EXERCISE PROMPT.
Quote all of the data that follows exactly as written, skipping the images.
[TASK MATERIAL start]
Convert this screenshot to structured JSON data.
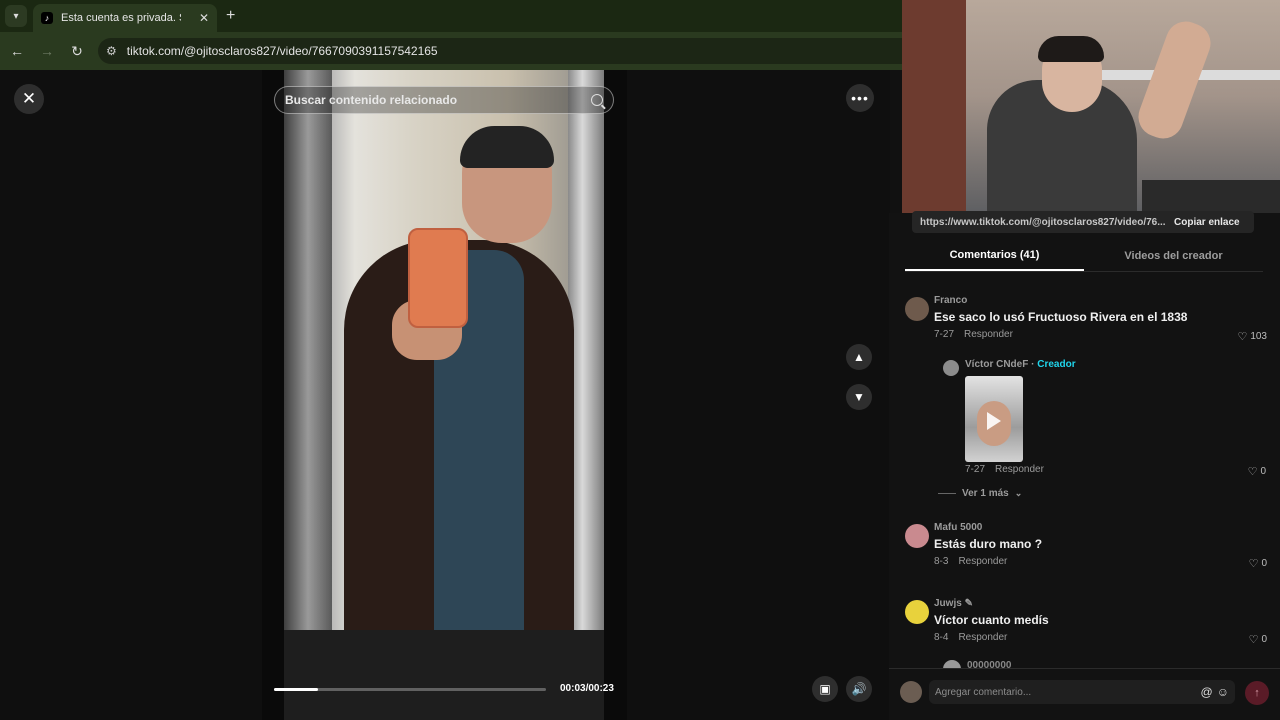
{
  "browser": {
    "tab_title": "Esta cuenta es privada. Sigue",
    "url": "tiktok.com/@ojitosclaros827/video/7667090391157542165",
    "favicon": "tiktok-icon"
  },
  "video": {
    "search_placeholder": "Buscar contenido relacionado",
    "time": "00:03/00:23",
    "progress_fraction": 0.16
  },
  "share": {
    "link": "https://www.tiktok.com/@ojitosclaros827/video/76...",
    "copy_label": "Copiar enlace"
  },
  "tabs": {
    "comments": "Comentarios (41)",
    "creator_videos": "Videos del creador"
  },
  "comments": [
    {
      "user": "Franco",
      "text": "Ese saco lo usó Fructuoso Rivera en el 1838",
      "date": "7-27",
      "reply": "Responder",
      "likes": "103"
    },
    {
      "user": "Mafu 5000",
      "text": "Estás duro mano ?",
      "date": "8-3",
      "reply": "Responder",
      "likes": "0"
    },
    {
      "user": "Juwjs",
      "text": "Víctor cuanto medís",
      "date": "8-4",
      "reply": "Responder",
      "likes": "0"
    }
  ],
  "creator_reply": {
    "user": "Víctor CNdeF",
    "creator_label": "Creador",
    "date": "7-27",
    "reply": "Responder",
    "likes": "0"
  },
  "view_more": "Ver 1 más",
  "partial_comment": "00000000",
  "composer": {
    "placeholder": "Agregar comentario...",
    "mention": "@",
    "emoji": "☺"
  },
  "colors": {
    "accent_creator": "#20d5ec",
    "browser_bg": "#1b2812",
    "panel_bg": "#121212"
  }
}
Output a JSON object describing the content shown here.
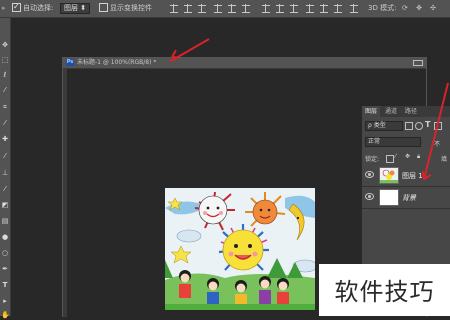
{
  "options_bar": {
    "auto_select_label": "自动选择:",
    "layer_select_value": "图层",
    "transform_controls_label": "显示变换控件",
    "mode_3d_label": "3D 模式:"
  },
  "document": {
    "title": "未标题-1 @ 100%(RGB/8) *",
    "app_badge": "Ps"
  },
  "layers_panel": {
    "tabs": [
      {
        "label": "图层",
        "active": true
      },
      {
        "label": "通道",
        "active": false
      },
      {
        "label": "路径",
        "active": false
      }
    ],
    "filter_kind": "ρ 类型",
    "blend_mode": "正常",
    "opacity_label_partial": "不",
    "lock_label": "锁定:",
    "fill_label_partial": "填",
    "layers": [
      {
        "name": "图层 1",
        "italic": false
      },
      {
        "name": "背景",
        "italic": true
      }
    ]
  },
  "watermark": {
    "text": "软件技巧"
  },
  "colors": {
    "arrow": "#d8232a",
    "panel_bg": "#474747",
    "chrome": "#535353",
    "canvas_bg": "#282828"
  },
  "icons": [
    "move-icon",
    "marquee-icon",
    "lasso-icon",
    "magic-wand-icon",
    "crop-icon",
    "eyedropper-icon",
    "brush-icon",
    "eraser-icon",
    "gradient-icon",
    "pen-icon",
    "type-icon",
    "hand-icon",
    "zoom-icon",
    "eye-icon",
    "lock-icon"
  ]
}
[TASK MATERIAL end]
OUTPUT BELOW.
Convert this screenshot to structured JSON data.
{
  "browser": {
    "tab_title": "Esta cuenta es privada. Sigue",
    "url": "tiktok.com/@ojitosclaros827/video/7667090391157542165",
    "favicon": "tiktok-icon"
  },
  "video": {
    "search_placeholder": "Buscar contenido relacionado",
    "time": "00:03/00:23",
    "progress_fraction": 0.16
  },
  "share": {
    "link": "https://www.tiktok.com/@ojitosclaros827/video/76...",
    "copy_label": "Copiar enlace"
  },
  "tabs": {
    "comments": "Comentarios (41)",
    "creator_videos": "Videos del creador"
  },
  "comments": [
    {
      "user": "Franco",
      "text": "Ese saco lo usó Fructuoso Rivera en el 1838",
      "date": "7-27",
      "reply": "Responder",
      "likes": "103"
    },
    {
      "user": "Mafu 5000",
      "text": "Estás duro mano ?",
      "date": "8-3",
      "reply": "Responder",
      "likes": "0"
    },
    {
      "user": "Juwjs",
      "text": "Víctor cuanto medís",
      "date": "8-4",
      "reply": "Responder",
      "likes": "0"
    }
  ],
  "creator_reply": {
    "user": "Víctor CNdeF",
    "creator_label": "Creador",
    "date": "7-27",
    "reply": "Responder",
    "likes": "0"
  },
  "view_more": "Ver 1 más",
  "partial_comment": "00000000",
  "composer": {
    "placeholder": "Agregar comentario...",
    "mention": "@",
    "emoji": "☺"
  },
  "colors": {
    "accent_creator": "#20d5ec",
    "browser_bg": "#1b2812",
    "panel_bg": "#121212"
  }
}
Output a JSON object describing the content shown here.
{
  "options_bar": {
    "auto_select_label": "自动选择:",
    "layer_select_value": "图层",
    "transform_controls_label": "显示变换控件",
    "mode_3d_label": "3D 模式:"
  },
  "document": {
    "title": "未标题-1 @ 100%(RGB/8) *",
    "app_badge": "Ps"
  },
  "layers_panel": {
    "tabs": [
      {
        "label": "图层",
        "active": true
      },
      {
        "label": "通道",
        "active": false
      },
      {
        "label": "路径",
        "active": false
      }
    ],
    "filter_kind": "ρ 类型",
    "blend_mode": "正常",
    "opacity_label_partial": "不",
    "lock_label": "锁定:",
    "fill_label_partial": "填",
    "layers": [
      {
        "name": "图层 1",
        "italic": false
      },
      {
        "name": "背景",
        "italic": true
      }
    ]
  },
  "watermark": {
    "text": "软件技巧"
  },
  "colors": {
    "arrow": "#d8232a",
    "panel_bg": "#474747",
    "chrome": "#535353",
    "canvas_bg": "#282828"
  },
  "icons": [
    "move-icon",
    "marquee-icon",
    "lasso-icon",
    "magic-wand-icon",
    "crop-icon",
    "eyedropper-icon",
    "brush-icon",
    "eraser-icon",
    "gradient-icon",
    "pen-icon",
    "type-icon",
    "hand-icon",
    "zoom-icon",
    "eye-icon",
    "lock-icon"
  ]
}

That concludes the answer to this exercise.